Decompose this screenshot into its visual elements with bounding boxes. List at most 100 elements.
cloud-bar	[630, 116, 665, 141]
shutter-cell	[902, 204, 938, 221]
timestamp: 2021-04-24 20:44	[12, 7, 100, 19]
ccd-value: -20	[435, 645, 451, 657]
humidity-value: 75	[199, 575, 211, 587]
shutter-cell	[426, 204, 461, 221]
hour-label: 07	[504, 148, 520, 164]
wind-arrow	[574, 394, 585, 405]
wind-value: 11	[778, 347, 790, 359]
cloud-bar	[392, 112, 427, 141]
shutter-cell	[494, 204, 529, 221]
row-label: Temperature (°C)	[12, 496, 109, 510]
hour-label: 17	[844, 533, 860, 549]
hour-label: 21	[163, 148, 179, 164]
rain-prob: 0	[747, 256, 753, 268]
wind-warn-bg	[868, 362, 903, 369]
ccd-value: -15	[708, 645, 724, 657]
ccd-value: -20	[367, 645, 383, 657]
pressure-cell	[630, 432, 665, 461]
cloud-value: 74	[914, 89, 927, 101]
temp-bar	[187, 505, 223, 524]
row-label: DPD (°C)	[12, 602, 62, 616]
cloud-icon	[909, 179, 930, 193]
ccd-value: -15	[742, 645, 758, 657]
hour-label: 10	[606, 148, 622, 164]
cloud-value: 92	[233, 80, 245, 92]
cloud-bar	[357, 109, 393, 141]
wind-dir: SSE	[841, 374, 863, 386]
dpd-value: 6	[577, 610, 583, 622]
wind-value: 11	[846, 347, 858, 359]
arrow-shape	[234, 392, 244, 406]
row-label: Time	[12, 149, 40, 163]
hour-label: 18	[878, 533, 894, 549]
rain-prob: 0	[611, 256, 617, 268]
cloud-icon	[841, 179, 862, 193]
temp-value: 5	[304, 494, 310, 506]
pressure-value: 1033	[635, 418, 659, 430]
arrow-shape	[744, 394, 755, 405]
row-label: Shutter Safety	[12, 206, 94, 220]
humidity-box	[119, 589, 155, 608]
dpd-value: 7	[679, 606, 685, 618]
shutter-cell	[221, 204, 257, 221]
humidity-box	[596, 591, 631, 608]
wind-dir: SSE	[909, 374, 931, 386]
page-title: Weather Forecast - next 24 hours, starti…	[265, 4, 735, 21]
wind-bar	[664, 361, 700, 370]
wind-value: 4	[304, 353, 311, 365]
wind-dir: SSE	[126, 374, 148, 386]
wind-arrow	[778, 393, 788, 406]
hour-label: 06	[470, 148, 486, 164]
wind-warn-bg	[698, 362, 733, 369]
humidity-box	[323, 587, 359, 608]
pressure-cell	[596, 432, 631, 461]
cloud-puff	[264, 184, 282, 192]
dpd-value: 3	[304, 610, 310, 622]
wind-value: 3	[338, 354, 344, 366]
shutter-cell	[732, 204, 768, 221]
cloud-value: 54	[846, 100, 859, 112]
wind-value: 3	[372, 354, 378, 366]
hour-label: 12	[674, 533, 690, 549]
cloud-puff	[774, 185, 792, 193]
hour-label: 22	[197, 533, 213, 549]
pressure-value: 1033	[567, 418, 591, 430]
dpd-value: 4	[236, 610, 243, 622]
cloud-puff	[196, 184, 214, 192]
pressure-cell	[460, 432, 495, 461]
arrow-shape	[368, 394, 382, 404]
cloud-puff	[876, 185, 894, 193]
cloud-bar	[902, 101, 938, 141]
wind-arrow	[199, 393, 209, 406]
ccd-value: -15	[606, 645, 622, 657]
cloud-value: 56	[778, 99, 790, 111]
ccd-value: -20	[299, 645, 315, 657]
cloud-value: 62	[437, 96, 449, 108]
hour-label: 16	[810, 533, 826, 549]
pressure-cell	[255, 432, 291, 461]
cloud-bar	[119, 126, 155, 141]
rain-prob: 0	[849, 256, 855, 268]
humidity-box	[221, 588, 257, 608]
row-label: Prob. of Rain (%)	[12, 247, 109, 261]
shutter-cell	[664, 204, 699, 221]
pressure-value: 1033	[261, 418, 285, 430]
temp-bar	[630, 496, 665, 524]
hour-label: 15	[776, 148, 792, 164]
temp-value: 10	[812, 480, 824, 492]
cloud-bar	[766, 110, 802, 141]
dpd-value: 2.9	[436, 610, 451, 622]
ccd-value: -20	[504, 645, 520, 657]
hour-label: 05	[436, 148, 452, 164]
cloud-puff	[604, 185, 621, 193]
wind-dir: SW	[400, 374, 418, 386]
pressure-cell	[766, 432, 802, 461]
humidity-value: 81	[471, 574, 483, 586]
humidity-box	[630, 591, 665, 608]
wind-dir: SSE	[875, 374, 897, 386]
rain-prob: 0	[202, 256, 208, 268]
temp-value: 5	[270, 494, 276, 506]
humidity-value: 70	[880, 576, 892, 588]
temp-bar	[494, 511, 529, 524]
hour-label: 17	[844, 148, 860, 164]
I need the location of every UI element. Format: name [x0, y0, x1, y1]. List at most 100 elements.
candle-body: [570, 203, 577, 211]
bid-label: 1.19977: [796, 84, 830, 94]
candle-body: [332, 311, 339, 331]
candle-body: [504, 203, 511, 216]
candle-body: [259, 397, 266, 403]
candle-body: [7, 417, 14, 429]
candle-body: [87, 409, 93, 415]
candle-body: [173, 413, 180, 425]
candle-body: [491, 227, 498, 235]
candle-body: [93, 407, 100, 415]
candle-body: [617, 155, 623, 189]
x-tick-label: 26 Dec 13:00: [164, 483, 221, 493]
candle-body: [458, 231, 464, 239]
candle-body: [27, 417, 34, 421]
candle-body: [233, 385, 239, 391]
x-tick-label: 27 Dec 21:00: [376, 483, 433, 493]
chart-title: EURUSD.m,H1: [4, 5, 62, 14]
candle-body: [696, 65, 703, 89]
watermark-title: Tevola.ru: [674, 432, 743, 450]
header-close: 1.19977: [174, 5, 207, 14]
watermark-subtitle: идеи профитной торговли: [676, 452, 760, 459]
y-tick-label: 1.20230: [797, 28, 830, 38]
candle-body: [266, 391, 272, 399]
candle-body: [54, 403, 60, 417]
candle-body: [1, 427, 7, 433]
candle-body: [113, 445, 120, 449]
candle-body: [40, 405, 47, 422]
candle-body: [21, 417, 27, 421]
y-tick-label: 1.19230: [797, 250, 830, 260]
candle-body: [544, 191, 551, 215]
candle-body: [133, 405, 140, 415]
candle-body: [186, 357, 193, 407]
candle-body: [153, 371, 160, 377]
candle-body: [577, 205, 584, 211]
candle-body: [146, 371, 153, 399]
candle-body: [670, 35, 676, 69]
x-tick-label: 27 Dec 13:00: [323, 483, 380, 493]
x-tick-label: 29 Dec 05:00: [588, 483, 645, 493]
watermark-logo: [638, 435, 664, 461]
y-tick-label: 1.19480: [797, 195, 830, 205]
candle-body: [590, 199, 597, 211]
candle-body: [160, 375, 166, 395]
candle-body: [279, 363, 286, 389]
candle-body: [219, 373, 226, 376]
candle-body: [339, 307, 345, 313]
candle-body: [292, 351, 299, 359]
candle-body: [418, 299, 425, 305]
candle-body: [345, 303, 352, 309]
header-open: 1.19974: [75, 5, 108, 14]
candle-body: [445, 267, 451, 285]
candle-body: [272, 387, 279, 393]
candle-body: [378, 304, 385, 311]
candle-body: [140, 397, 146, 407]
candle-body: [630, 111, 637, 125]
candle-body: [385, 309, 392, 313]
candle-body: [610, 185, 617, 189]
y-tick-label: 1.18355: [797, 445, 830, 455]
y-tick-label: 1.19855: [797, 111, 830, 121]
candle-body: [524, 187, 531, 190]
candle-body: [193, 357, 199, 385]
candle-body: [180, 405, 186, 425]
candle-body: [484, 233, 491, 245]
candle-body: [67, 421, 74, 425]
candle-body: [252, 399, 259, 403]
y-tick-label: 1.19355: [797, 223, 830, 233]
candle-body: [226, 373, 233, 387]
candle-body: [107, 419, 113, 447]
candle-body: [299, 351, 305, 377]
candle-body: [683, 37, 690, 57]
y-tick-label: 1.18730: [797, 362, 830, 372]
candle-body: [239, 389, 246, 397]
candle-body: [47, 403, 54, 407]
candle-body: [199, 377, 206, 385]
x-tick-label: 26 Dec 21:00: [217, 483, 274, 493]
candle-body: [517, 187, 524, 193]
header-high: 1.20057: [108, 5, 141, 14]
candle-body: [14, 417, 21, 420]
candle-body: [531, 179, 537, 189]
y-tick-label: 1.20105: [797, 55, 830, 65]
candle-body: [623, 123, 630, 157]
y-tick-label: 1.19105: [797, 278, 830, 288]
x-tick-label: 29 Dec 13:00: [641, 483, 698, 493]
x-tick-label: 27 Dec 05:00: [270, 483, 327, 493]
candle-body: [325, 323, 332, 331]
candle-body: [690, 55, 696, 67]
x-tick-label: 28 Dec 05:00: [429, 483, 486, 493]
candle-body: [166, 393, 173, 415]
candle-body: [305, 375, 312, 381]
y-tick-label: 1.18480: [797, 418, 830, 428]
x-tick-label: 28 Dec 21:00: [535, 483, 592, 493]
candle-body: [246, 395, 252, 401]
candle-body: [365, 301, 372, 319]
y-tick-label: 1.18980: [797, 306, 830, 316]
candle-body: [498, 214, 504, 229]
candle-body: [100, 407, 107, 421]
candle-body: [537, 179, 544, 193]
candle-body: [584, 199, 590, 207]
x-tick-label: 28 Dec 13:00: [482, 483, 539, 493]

Task details: Print the stretch from the start of the listing through the line that contains "374, 863, 386]", both ends included, with each line unchanged.

Reply to the task:
Decompose this screenshot into its visual elements with bounding boxes. List at most 100 elements.
cloud-bar	[630, 116, 665, 141]
shutter-cell	[902, 204, 938, 221]
timestamp: 2021-04-24 20:44	[12, 7, 100, 19]
ccd-value: -20	[435, 645, 451, 657]
humidity-value: 75	[199, 575, 211, 587]
shutter-cell	[426, 204, 461, 221]
hour-label: 07	[504, 148, 520, 164]
wind-arrow	[574, 394, 585, 405]
wind-value: 11	[778, 347, 790, 359]
cloud-bar	[392, 112, 427, 141]
shutter-cell	[494, 204, 529, 221]
row-label: Temperature (°C)	[12, 496, 109, 510]
hour-label: 17	[844, 533, 860, 549]
hour-label: 21	[163, 148, 179, 164]
rain-prob: 0	[747, 256, 753, 268]
wind-warn-bg	[868, 362, 903, 369]
ccd-value: -15	[708, 645, 724, 657]
ccd-value: -20	[367, 645, 383, 657]
pressure-cell	[630, 432, 665, 461]
cloud-value: 74	[914, 89, 927, 101]
temp-bar	[187, 505, 223, 524]
row-label: DPD (°C)	[12, 602, 62, 616]
cloud-icon	[909, 179, 930, 193]
ccd-value: -15	[742, 645, 758, 657]
hour-label: 10	[606, 148, 622, 164]
cloud-value: 92	[233, 80, 245, 92]
cloud-bar	[357, 109, 393, 141]
wind-dir: SSE	[841, 374, 863, 386]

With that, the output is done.